Dataset records
--------------------

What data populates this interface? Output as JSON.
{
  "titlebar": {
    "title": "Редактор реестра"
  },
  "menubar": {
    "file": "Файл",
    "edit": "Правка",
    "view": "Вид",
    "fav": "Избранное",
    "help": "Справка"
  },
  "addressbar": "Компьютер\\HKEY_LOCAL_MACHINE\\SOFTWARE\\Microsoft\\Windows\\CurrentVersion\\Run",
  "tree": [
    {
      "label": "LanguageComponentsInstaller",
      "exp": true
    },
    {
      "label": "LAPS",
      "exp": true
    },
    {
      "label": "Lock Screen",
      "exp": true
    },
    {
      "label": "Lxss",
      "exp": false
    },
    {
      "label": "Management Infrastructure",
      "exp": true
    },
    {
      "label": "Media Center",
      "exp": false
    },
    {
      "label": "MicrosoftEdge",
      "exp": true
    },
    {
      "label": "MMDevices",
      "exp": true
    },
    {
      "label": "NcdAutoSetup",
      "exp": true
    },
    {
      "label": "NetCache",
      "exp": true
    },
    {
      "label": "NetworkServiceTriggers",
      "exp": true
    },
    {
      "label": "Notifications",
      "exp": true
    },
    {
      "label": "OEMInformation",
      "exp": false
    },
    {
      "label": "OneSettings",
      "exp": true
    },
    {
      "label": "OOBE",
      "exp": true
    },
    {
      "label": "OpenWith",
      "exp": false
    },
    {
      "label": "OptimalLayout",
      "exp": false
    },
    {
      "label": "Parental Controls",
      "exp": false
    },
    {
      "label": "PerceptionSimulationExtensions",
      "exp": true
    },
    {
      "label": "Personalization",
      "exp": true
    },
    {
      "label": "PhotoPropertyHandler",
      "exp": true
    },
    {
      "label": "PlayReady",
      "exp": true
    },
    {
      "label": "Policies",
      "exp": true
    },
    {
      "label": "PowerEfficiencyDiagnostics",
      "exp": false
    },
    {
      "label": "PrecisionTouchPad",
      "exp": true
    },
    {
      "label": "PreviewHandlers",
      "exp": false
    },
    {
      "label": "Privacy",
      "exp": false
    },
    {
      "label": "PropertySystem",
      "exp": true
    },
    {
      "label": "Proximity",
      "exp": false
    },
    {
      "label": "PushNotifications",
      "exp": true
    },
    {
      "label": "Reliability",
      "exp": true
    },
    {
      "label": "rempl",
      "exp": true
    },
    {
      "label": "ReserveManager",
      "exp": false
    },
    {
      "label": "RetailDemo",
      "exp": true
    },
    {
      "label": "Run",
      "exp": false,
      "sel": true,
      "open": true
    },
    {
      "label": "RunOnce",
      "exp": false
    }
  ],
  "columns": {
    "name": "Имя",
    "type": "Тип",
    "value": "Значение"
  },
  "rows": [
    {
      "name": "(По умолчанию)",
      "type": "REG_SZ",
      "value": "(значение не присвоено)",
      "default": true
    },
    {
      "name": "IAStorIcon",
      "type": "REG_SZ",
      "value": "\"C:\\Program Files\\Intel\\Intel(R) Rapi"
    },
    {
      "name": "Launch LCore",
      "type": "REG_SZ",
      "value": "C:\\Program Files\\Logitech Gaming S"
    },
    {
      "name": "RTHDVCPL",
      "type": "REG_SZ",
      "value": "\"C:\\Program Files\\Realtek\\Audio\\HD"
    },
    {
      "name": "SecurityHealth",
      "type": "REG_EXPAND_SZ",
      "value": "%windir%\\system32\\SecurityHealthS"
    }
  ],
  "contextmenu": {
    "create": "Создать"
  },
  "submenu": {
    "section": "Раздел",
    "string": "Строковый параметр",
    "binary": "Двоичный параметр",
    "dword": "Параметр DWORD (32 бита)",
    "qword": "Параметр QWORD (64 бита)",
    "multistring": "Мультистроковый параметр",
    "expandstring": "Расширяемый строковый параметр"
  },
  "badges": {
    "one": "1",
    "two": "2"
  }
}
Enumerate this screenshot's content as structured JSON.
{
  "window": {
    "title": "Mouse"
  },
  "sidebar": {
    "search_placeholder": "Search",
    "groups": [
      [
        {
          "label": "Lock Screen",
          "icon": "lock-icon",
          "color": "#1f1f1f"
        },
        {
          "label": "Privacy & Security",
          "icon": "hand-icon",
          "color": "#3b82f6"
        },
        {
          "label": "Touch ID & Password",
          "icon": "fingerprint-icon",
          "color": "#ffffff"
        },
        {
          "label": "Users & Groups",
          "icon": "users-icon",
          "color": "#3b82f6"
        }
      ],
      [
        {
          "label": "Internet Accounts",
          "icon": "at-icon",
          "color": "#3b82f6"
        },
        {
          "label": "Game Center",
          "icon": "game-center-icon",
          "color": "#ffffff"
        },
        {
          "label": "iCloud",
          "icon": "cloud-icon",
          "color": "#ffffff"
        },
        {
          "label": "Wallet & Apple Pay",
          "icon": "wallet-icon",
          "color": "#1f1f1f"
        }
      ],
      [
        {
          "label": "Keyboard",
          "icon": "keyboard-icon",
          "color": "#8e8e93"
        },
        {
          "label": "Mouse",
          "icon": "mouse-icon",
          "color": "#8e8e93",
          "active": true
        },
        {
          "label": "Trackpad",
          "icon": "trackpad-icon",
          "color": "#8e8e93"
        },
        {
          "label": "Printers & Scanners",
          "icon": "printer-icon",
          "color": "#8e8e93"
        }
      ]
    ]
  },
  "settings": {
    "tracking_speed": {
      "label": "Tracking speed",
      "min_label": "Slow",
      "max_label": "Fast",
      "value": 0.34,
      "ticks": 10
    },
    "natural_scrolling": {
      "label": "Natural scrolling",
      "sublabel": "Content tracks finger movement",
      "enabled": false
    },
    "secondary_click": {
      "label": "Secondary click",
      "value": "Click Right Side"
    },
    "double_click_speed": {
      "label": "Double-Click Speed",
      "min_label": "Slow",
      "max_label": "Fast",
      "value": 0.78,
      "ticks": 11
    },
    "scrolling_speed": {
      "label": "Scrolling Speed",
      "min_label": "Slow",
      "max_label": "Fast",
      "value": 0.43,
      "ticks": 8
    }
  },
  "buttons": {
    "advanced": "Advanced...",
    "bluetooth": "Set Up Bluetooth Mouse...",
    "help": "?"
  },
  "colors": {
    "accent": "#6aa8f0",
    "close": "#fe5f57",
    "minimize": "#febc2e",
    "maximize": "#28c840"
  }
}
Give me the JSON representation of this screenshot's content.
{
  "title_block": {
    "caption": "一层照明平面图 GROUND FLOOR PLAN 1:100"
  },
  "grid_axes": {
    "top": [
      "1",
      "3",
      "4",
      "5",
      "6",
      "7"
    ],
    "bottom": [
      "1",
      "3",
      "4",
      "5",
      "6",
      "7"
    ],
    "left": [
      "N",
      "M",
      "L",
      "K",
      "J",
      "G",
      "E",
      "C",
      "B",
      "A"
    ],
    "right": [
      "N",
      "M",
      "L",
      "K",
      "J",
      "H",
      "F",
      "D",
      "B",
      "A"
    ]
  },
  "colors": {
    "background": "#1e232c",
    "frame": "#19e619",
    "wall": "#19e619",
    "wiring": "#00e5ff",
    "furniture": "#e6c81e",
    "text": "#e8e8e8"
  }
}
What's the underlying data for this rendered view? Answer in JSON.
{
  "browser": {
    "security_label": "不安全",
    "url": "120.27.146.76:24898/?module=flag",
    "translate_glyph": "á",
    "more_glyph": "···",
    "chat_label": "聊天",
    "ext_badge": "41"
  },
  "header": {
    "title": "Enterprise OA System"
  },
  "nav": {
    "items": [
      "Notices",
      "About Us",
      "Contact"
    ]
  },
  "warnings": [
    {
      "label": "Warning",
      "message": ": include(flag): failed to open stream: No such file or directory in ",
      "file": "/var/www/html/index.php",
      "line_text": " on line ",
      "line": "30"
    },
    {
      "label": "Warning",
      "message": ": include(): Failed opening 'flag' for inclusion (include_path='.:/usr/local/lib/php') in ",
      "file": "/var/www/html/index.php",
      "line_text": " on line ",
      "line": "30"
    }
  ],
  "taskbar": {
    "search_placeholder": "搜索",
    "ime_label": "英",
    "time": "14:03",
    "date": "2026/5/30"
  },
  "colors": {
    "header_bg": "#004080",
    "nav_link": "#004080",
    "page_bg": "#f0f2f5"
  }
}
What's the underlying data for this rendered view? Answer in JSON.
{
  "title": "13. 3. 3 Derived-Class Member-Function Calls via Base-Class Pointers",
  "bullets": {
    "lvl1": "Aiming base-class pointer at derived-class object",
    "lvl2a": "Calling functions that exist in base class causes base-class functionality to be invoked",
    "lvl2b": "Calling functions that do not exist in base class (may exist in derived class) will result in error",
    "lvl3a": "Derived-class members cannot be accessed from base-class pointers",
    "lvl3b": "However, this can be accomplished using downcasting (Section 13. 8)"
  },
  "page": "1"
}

--------------------

**PROBLEM TO SOLVE**
Copy each line of the entries that includes the word "screenshot".

**RESPONSE TO THE TASK**
Enumerate this screenshot's content as structured JSON.
Give me the JSON representation of this screenshot's content.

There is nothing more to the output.